(STATED GOAL) Return all of the lines below exactly as they are.
++++++
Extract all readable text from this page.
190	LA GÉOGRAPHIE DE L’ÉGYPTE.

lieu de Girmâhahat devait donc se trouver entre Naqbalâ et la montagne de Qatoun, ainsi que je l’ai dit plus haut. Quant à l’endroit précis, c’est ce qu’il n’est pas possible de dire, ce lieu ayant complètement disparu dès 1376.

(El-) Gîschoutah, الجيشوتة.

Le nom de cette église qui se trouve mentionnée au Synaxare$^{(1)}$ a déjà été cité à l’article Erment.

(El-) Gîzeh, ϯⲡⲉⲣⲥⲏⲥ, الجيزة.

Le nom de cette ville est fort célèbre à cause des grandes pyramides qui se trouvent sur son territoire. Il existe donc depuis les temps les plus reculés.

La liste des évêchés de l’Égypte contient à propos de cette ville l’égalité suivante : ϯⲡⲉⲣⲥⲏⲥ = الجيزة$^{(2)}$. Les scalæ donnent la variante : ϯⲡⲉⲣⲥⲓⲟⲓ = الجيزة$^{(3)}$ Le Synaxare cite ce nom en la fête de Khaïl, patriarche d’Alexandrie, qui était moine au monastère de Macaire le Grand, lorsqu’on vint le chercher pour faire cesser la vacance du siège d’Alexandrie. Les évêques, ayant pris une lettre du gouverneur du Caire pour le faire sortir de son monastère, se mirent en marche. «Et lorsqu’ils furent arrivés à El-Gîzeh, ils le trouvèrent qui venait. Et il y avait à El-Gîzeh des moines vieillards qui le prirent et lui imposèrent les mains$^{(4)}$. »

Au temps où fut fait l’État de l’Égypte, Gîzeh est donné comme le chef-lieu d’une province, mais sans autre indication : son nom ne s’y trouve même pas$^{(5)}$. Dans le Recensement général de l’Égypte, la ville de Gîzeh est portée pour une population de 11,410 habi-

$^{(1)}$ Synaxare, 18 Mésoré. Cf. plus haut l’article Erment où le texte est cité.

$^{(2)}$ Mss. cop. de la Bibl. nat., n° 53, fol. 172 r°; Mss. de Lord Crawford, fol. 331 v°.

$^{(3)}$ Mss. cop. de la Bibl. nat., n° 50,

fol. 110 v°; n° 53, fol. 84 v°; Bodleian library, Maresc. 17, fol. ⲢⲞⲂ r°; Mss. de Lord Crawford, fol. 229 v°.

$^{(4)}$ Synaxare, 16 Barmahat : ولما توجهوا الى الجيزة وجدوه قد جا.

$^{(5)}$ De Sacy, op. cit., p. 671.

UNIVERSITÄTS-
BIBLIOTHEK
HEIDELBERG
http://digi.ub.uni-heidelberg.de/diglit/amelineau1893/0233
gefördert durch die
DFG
++++++
(WORKED SOLUTION)
Extract all readable text from this page.
190	LA GÉOGRAPHIE DE L’ÉGYPTE.

lieu de Girmâhahat devait donc se trouver entre Naqbalâ et la montagne de Qatoun, ainsi que je l’ai dit plus haut. Quant à l’endroit précis, c’est ce qu’il n’est pas possible de dire, ce lieu ayant complètement disparu dès 1376.

(El-) Gîschoutah, الجيشوتة.

Le nom de cette église qui se trouve mentionnée au Synaxare$^{(1)}$ a déjà été cité à l’article Erment.

(El-) Gîzeh, ϯⲡⲉⲣⲥⲏⲥ, الجيزة.

Le nom de cette ville est fort célèbre à cause des grandes pyramides qui se trouvent sur son territoire. Il existe donc depuis les temps les plus reculés.

La liste des évêchés de l’Égypte contient à propos de cette ville l’égalité suivante : ϯⲡⲉⲣⲥⲏⲥ = الجيزة$^{(2)}$. Les scalæ donnent la variante : ϯⲡⲉⲣⲥⲓⲟⲓ = الجيزة$^{(3)}$ Le Synaxare cite ce nom en la fête de Khaïl, patriarche d’Alexandrie, qui était moine au monastère de Macaire le Grand, lorsqu’on vint le chercher pour faire cesser la vacance du siège d’Alexandrie. Les évêques, ayant pris une lettre du gouverneur du Caire pour le faire sortir de son monastère, se mirent en marche. «Et lorsqu’ils furent arrivés à El-Gîzeh, ils le trouvèrent qui venait. Et il y avait à El-Gîzeh des moines vieillards qui le prirent et lui imposèrent les mains$^{(4)}$. »

Au temps où fut fait l’État de l’Égypte, Gîzeh est donné comme le chef-lieu d’une province, mais sans autre indication : son nom ne s’y trouve même pas$^{(5)}$. Dans le Recensement général de l’Égypte, la ville de Gîzeh est portée pour une population de 11,410 habi-

$^{(1)}$ Synaxare, 18 Mésoré. Cf. plus haut l’article Erment où le texte est cité.

$^{(2)}$ Mss. cop. de la Bibl. nat., n° 53, fol. 172 r°; Mss. de Lord Crawford, fol. 331 v°.

$^{(3)}$ Mss. cop. de la Bibl. nat., n° 50,

fol. 110 v°; n° 53, fol. 84 v°; Bodleian library, Maresc. 17, fol. ⲢⲞⲂ r°; Mss. de Lord Crawford, fol. 229 v°.

$^{(4)}$ Synaxare, 16 Barmahat : ولما توجهوا الى الجيزة وجدوه قد جا.

$^{(5)}$ De Sacy, op. cit., p. 671.

UNIVERSITÄTS-
BIBLIOTHEK
HEIDELBERG
http://digi.ub.uni-heidelberg.de/diglit/amelineau1893/0233
gefördert durch die
DFG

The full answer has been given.